### Data records
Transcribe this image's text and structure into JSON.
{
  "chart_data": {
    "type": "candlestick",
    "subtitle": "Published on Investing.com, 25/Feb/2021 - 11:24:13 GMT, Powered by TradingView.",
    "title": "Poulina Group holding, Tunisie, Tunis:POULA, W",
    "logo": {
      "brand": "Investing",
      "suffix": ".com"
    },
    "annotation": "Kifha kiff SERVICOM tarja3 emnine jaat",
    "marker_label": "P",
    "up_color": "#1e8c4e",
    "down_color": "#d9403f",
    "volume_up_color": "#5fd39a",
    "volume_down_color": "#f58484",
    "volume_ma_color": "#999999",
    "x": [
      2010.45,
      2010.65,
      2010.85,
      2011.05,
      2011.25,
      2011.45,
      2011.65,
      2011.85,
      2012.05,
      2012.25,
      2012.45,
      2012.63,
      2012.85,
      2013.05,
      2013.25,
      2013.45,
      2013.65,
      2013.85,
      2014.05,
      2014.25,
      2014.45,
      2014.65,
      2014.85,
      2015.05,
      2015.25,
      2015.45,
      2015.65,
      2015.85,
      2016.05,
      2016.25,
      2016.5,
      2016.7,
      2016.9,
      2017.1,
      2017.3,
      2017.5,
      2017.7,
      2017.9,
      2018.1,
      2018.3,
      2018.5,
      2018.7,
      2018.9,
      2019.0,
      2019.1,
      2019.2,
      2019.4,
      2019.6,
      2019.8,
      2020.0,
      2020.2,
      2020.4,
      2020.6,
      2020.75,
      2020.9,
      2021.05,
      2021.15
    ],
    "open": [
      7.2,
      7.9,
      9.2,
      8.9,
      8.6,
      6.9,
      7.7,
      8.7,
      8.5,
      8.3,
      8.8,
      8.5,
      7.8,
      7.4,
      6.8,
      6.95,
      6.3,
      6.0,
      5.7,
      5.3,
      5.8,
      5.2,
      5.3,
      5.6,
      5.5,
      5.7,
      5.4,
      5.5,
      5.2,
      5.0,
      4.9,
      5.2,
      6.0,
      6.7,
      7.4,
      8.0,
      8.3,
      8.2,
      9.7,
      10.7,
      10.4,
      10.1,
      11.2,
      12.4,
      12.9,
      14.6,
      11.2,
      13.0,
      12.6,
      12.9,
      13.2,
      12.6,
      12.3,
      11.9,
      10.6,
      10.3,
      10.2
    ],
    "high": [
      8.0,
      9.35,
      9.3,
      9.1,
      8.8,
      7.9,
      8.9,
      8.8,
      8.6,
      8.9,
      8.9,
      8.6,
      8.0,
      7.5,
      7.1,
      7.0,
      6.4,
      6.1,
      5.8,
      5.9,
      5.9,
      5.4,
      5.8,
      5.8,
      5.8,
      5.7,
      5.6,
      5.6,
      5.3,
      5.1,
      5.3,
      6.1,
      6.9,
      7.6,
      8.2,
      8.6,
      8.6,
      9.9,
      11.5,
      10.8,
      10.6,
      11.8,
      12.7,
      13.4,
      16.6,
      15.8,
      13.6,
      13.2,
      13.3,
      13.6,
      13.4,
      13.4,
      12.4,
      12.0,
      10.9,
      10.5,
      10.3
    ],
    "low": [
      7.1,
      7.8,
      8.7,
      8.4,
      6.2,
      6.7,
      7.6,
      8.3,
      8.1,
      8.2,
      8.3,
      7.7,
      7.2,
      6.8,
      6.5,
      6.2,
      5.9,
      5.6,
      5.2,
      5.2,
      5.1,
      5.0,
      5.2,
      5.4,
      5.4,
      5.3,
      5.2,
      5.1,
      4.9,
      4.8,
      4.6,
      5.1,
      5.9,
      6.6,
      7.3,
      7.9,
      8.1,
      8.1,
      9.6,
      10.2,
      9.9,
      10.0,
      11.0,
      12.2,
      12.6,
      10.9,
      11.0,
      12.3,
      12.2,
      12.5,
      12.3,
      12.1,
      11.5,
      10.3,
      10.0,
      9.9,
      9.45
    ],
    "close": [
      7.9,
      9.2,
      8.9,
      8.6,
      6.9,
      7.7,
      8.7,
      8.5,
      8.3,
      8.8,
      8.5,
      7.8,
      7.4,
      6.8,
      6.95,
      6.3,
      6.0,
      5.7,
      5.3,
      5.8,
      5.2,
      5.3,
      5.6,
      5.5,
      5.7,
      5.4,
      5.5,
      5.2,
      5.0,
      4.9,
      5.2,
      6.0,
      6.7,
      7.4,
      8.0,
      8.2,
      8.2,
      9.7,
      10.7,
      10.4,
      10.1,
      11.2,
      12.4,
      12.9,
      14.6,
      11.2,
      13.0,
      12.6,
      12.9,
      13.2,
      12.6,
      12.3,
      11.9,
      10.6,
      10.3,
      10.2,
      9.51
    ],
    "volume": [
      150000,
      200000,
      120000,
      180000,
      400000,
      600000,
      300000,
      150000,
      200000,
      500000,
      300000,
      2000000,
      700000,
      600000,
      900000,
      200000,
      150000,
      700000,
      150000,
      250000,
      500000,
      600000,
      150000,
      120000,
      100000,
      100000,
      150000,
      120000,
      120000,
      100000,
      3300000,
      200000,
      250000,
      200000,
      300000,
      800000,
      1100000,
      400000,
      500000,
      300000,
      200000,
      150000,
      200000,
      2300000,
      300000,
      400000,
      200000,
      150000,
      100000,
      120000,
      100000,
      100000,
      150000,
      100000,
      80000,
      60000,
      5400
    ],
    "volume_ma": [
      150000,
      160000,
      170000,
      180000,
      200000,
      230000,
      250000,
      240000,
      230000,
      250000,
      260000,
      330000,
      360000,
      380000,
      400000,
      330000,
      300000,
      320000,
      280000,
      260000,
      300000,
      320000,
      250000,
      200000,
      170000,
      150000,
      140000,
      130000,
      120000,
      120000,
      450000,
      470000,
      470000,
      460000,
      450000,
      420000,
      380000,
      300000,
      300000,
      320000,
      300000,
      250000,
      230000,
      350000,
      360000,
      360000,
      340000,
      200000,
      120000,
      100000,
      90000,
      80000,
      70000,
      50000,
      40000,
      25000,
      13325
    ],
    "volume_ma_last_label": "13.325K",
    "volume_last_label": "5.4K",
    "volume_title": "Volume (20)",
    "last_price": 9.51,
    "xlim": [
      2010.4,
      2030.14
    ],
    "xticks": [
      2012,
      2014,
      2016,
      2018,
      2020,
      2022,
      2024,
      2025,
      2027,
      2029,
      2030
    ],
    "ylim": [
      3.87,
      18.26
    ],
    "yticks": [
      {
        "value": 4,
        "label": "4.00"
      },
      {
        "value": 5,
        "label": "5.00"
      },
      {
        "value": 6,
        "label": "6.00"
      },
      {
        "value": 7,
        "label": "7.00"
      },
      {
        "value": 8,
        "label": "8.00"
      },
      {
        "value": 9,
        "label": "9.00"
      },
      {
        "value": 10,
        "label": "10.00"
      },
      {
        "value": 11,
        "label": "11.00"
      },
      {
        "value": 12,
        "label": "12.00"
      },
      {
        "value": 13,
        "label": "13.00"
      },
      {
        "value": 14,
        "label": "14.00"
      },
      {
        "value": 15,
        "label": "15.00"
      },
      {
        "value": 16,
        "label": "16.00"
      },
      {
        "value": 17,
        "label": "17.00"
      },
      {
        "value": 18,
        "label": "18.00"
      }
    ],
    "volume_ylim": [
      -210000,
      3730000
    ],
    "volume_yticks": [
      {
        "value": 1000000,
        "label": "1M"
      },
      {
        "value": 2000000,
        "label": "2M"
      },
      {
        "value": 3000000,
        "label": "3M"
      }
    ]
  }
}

### Do this
Restate every record exactly, leaving nothing out.

### Written answer
Transcribe this image's text and structure into JSON.
{
  "chart_data": {
    "type": "candlestick",
    "subtitle": "Published on Investing.com, 25/Feb/2021 - 11:24:13 GMT, Powered by TradingView.",
    "title": "Poulina Group holding, Tunisie, Tunis:POULA, W",
    "logo": {
      "brand": "Investing",
      "suffix": ".com"
    },
    "annotation": "Kifha kiff SERVICOM tarja3 emnine jaat",
    "marker_label": "P",
    "up_color": "#1e8c4e",
    "down_color": "#d9403f",
    "volume_up_color": "#5fd39a",
    "volume_down_color": "#f58484",
    "volume_ma_color": "#999999",
    "x": [
      2010.45,
      2010.65,
      2010.85,
      2011.05,
      2011.25,
      2011.45,
      2011.65,
      2011.85,
      2012.05,
      2012.25,
      2012.45,
      2012.63,
      2012.85,
      2013.05,
      2013.25,
      2013.45,
      2013.65,
      2013.85,
      2014.05,
      2014.25,
      2014.45,
      2014.65,
      2014.85,
      2015.05,
      2015.25,
      2015.45,
      2015.65,
      2015.85,
      2016.05,
      2016.25,
      2016.5,
      2016.7,
      2016.9,
      2017.1,
      2017.3,
      2017.5,
      2017.7,
      2017.9,
      2018.1,
      2018.3,
      2018.5,
      2018.7,
      2018.9,
      2019.0,
      2019.1,
      2019.2,
      2019.4,
      2019.6,
      2019.8,
      2020.0,
      2020.2,
      2020.4,
      2020.6,
      2020.75,
      2020.9,
      2021.05,
      2021.15
    ],
    "open": [
      7.2,
      7.9,
      9.2,
      8.9,
      8.6,
      6.9,
      7.7,
      8.7,
      8.5,
      8.3,
      8.8,
      8.5,
      7.8,
      7.4,
      6.8,
      6.95,
      6.3,
      6.0,
      5.7,
      5.3,
      5.8,
      5.2,
      5.3,
      5.6,
      5.5,
      5.7,
      5.4,
      5.5,
      5.2,
      5.0,
      4.9,
      5.2,
      6.0,
      6.7,
      7.4,
      8.0,
      8.3,
      8.2,
      9.7,
      10.7,
      10.4,
      10.1,
      11.2,
      12.4,
      12.9,
      14.6,
      11.2,
      13.0,
      12.6,
      12.9,
      13.2,
      12.6,
      12.3,
      11.9,
      10.6,
      10.3,
      10.2
    ],
    "high": [
      8.0,
      9.35,
      9.3,
      9.1,
      8.8,
      7.9,
      8.9,
      8.8,
      8.6,
      8.9,
      8.9,
      8.6,
      8.0,
      7.5,
      7.1,
      7.0,
      6.4,
      6.1,
      5.8,
      5.9,
      5.9,
      5.4,
      5.8,
      5.8,
      5.8,
      5.7,
      5.6,
      5.6,
      5.3,
      5.1,
      5.3,
      6.1,
      6.9,
      7.6,
      8.2,
      8.6,
      8.6,
      9.9,
      11.5,
      10.8,
      10.6,
      11.8,
      12.7,
      13.4,
      16.6,
      15.8,
      13.6,
      13.2,
      13.3,
      13.6,
      13.4,
      13.4,
      12.4,
      12.0,
      10.9,
      10.5,
      10.3
    ],
    "low": [
      7.1,
      7.8,
      8.7,
      8.4,
      6.2,
      6.7,
      7.6,
      8.3,
      8.1,
      8.2,
      8.3,
      7.7,
      7.2,
      6.8,
      6.5,
      6.2,
      5.9,
      5.6,
      5.2,
      5.2,
      5.1,
      5.0,
      5.2,
      5.4,
      5.4,
      5.3,
      5.2,
      5.1,
      4.9,
      4.8,
      4.6,
      5.1,
      5.9,
      6.6,
      7.3,
      7.9,
      8.1,
      8.1,
      9.6,
      10.2,
      9.9,
      10.0,
      11.0,
      12.2,
      12.6,
      10.9,
      11.0,
      12.3,
      12.2,
      12.5,
      12.3,
      12.1,
      11.5,
      10.3,
      10.0,
      9.9,
      9.45
    ],
    "close": [
      7.9,
      9.2,
      8.9,
      8.6,
      6.9,
      7.7,
      8.7,
      8.5,
      8.3,
      8.8,
      8.5,
      7.8,
      7.4,
      6.8,
      6.95,
      6.3,
      6.0,
      5.7,
      5.3,
      5.8,
      5.2,
      5.3,
      5.6,
      5.5,
      5.7,
      5.4,
      5.5,
      5.2,
      5.0,
      4.9,
      5.2,
      6.0,
      6.7,
      7.4,
      8.0,
      8.2,
      8.2,
      9.7,
      10.7,
      10.4,
      10.1,
      11.2,
      12.4,
      12.9,
      14.6,
      11.2,
      13.0,
      12.6,
      12.9,
      13.2,
      12.6,
      12.3,
      11.9,
      10.6,
      10.3,
      10.2,
      9.51
    ],
    "volume": [
      150000,
      200000,
      120000,
      180000,
      400000,
      600000,
      300000,
      150000,
      200000,
      500000,
      300000,
      2000000,
      700000,
      600000,
      900000,
      200000,
      150000,
      700000,
      150000,
      250000,
      500000,
      600000,
      150000,
      120000,
      100000,
      100000,
      150000,
      120000,
      120000,
      100000,
      3300000,
      200000,
      250000,
      200000,
      300000,
      800000,
      1100000,
      400000,
      500000,
      300000,
      200000,
      150000,
      200000,
      2300000,
      300000,
      400000,
      200000,
      150000,
      100000,
      120000,
      100000,
      100000,
      150000,
      100000,
      80000,
      60000,
      5400
    ],
    "volume_ma": [
      150000,
      160000,
      170000,
      180000,
      200000,
      230000,
      250000,
      240000,
      230000,
      250000,
      260000,
      330000,
      360000,
      380000,
      400000,
      330000,
      300000,
      320000,
      280000,
      260000,
      300000,
      320000,
      250000,
      200000,
      170000,
      150000,
      140000,
      130000,
      120000,
      120000,
      450000,
      470000,
      470000,
      460000,
      450000,
      420000,
      380000,
      300000,
      300000,
      320000,
      300000,
      250000,
      230000,
      350000,
      360000,
      360000,
      340000,
      200000,
      120000,
      100000,
      90000,
      80000,
      70000,
      50000,
      40000,
      25000,
      13325
    ],
    "volume_ma_last_label": "13.325K",
    "volume_last_label": "5.4K",
    "volume_title": "Volume (20)",
    "last_price": 9.51,
    "xlim": [
      2010.4,
      2030.14
    ],
    "xticks": [
      2012,
      2014,
      2016,
      2018,
      2020,
      2022,
      2024,
      2025,
      2027,
      2029,
      2030
    ],
    "ylim": [
      3.87,
      18.26
    ],
    "yticks": [
      {
        "value": 4,
        "label": "4.00"
      },
      {
        "value": 5,
        "label": "5.00"
      },
      {
        "value": 6,
        "label": "6.00"
      },
      {
        "value": 7,
        "label": "7.00"
      },
      {
        "value": 8,
        "label": "8.00"
      },
      {
        "value": 9,
        "label": "9.00"
      },
      {
        "value": 10,
        "label": "10.00"
      },
      {
        "value": 11,
        "label": "11.00"
      },
      {
        "value": 12,
        "label": "12.00"
      },
      {
        "value": 13,
        "label": "13.00"
      },
      {
        "value": 14,
        "label": "14.00"
      },
      {
        "value": 15,
        "label": "15.00"
      },
      {
        "value": 16,
        "label": "16.00"
      },
      {
        "value": 17,
        "label": "17.00"
      },
      {
        "value": 18,
        "label": "18.00"
      }
    ],
    "volume_ylim": [
      -210000,
      3730000
    ],
    "volume_yticks": [
      {
        "value": 1000000,
        "label": "1M"
      },
      {
        "value": 2000000,
        "label": "2M"
      },
      {
        "value": 3000000,
        "label": "3M"
      }
    ]
  }
}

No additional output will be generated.